→ Task prompt: Go through the listing below and list every line with "Obesity".
━━━ Record extracts
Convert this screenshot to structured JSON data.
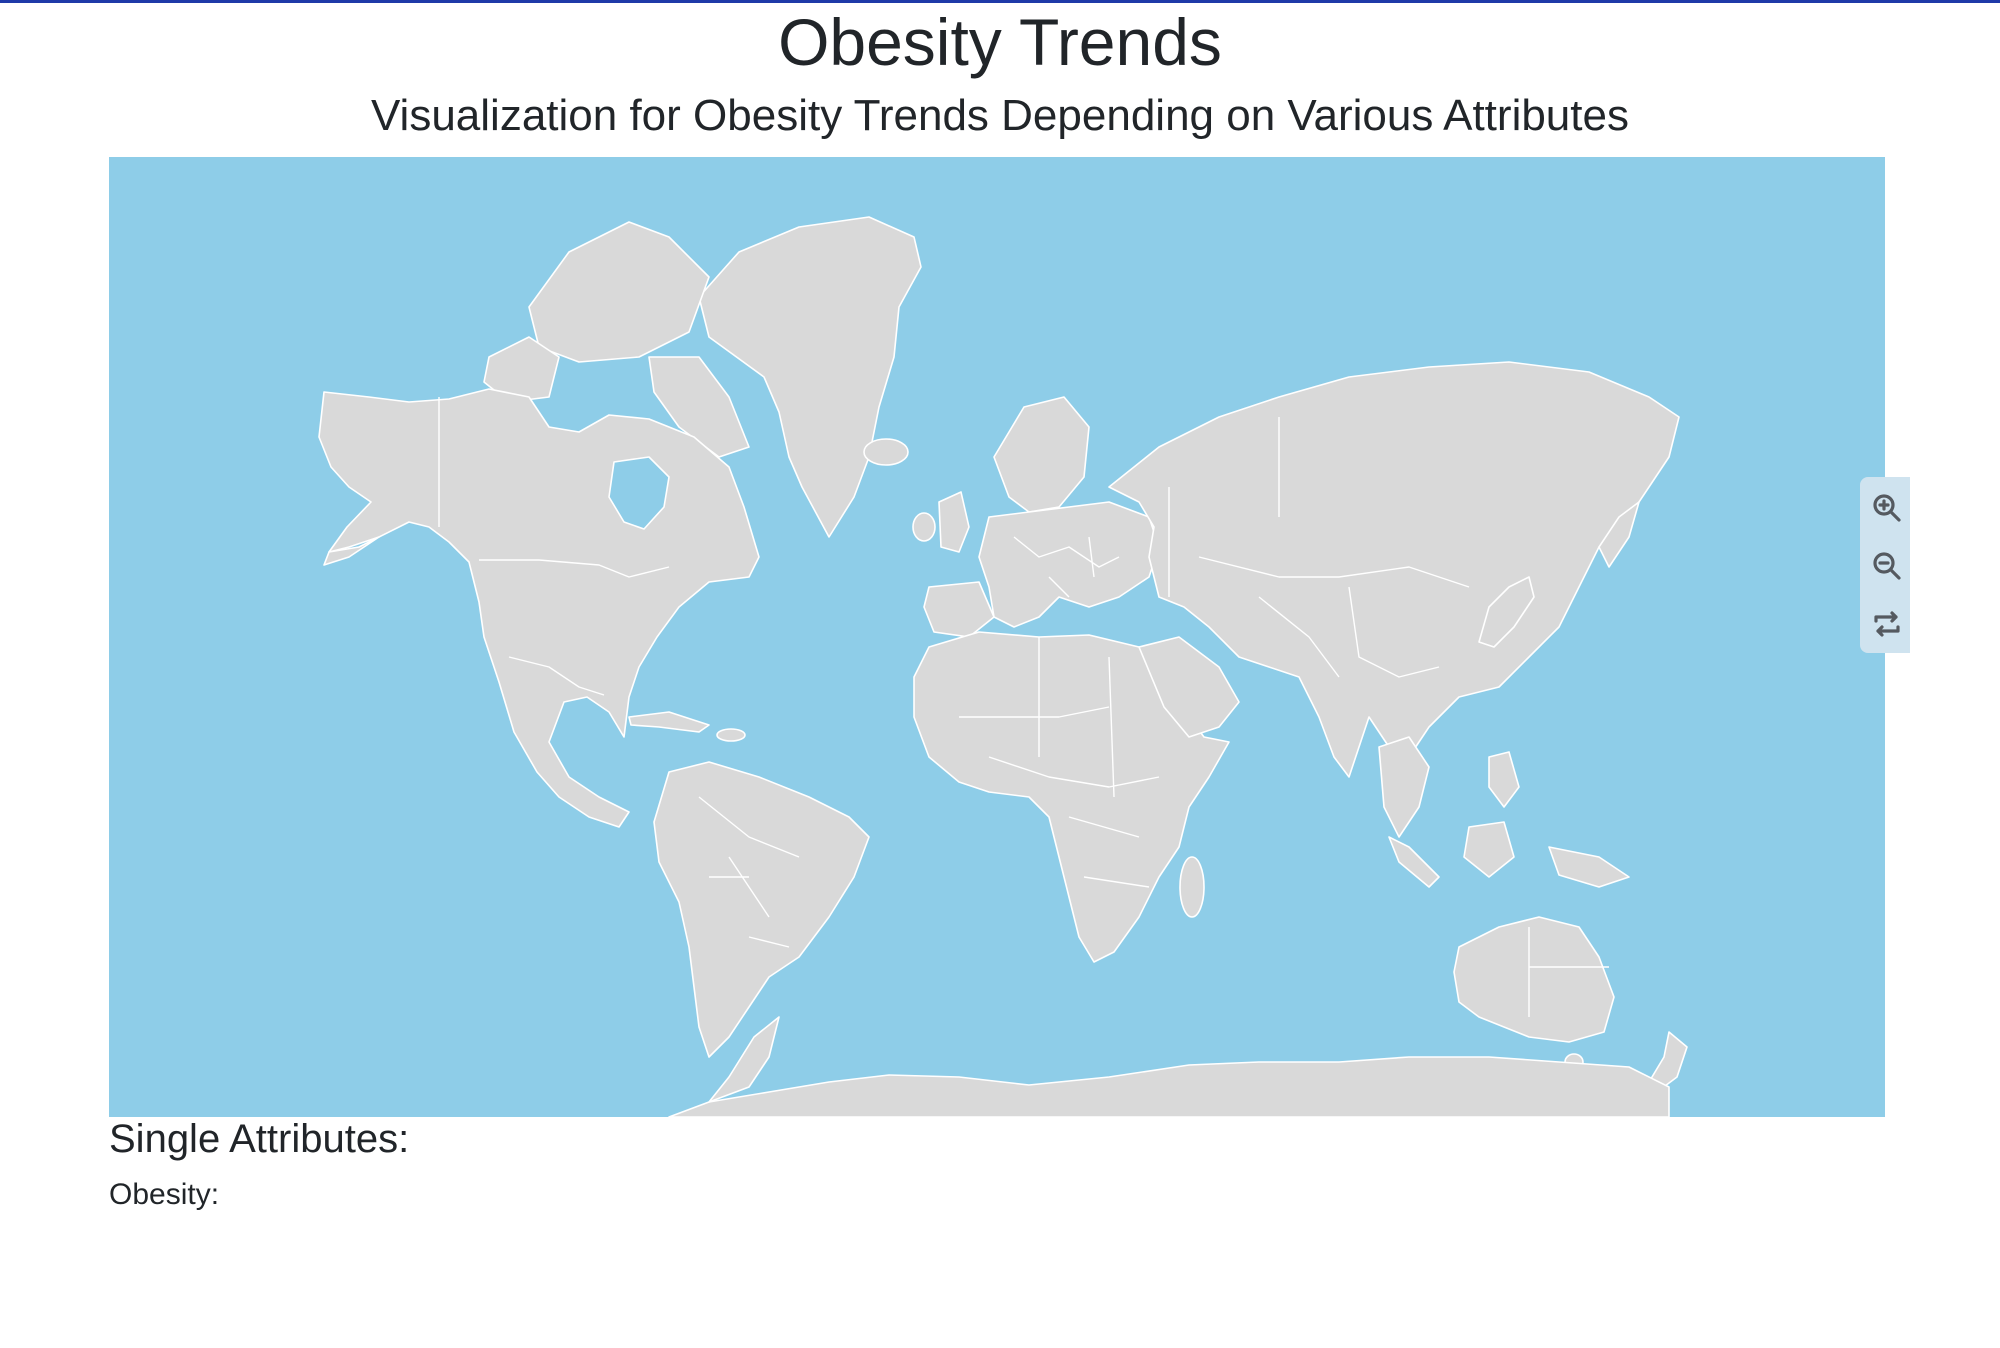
{
  "header": {
    "title": "Obesity Trends",
    "subtitle": "Visualization for Obesity Trends Depending on Various Attributes"
  },
  "map": {
    "ocean_color": "#8ecde8",
    "land_color": "#d9d9d9",
    "border_color": "#ffffff",
    "projection": "mercator"
  },
  "zoom_controls": {
    "zoom_in_icon": "zoom-in-icon",
    "zoom_out_icon": "zoom-out-icon",
    "reset_icon": "reset-icon"
  },
  "sections": {
    "single_attributes_heading": "Single Attributes:",
    "obesity_label": "Obesity:"
  },
  "colors": {
    "accent_rule": "#1f3aa8",
    "text": "#212529",
    "control_bg": "#cfe3ef",
    "control_icon": "#555a60"
  }
}
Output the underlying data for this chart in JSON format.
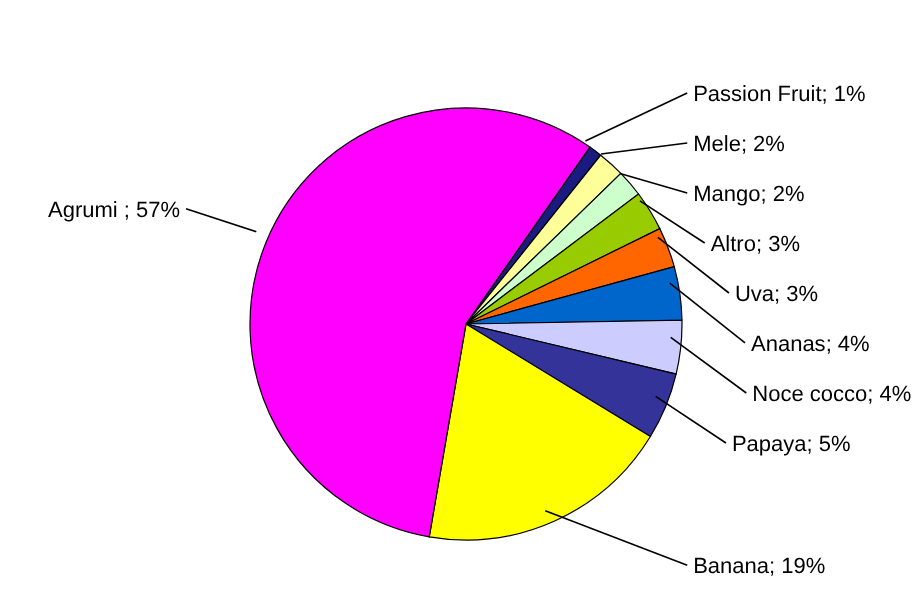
{
  "chart_data": {
    "type": "pie",
    "categories": [
      "Passion Fruit",
      "Mele",
      "Mango",
      "Altro",
      "Uva",
      "Ananas",
      "Noce cocco",
      "Papaya",
      "Banana",
      "Agrumi"
    ],
    "values": [
      1,
      2,
      2,
      3,
      3,
      4,
      4,
      5,
      19,
      57
    ],
    "colors": [
      "#1a1a80",
      "#ffff99",
      "#ccffcc",
      "#99cc00",
      "#ff6600",
      "#0066cc",
      "#ccccff",
      "#333399",
      "#ffff00",
      "#ff00ff"
    ],
    "value_labels": [
      "; 1%",
      "; 2%",
      "; 2%",
      "; 3%",
      "; 3%",
      "; 4%",
      "; 4%",
      "; 5%",
      "; 19%",
      " ; 57%"
    ],
    "legend": false
  }
}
━━━━━━
→ The solution:
    "title": "Obesity Trends",
    "subtitle": "Visualization for Obesity Trends Depending on Various Attributes"
    "obesity_label": "Obesity:"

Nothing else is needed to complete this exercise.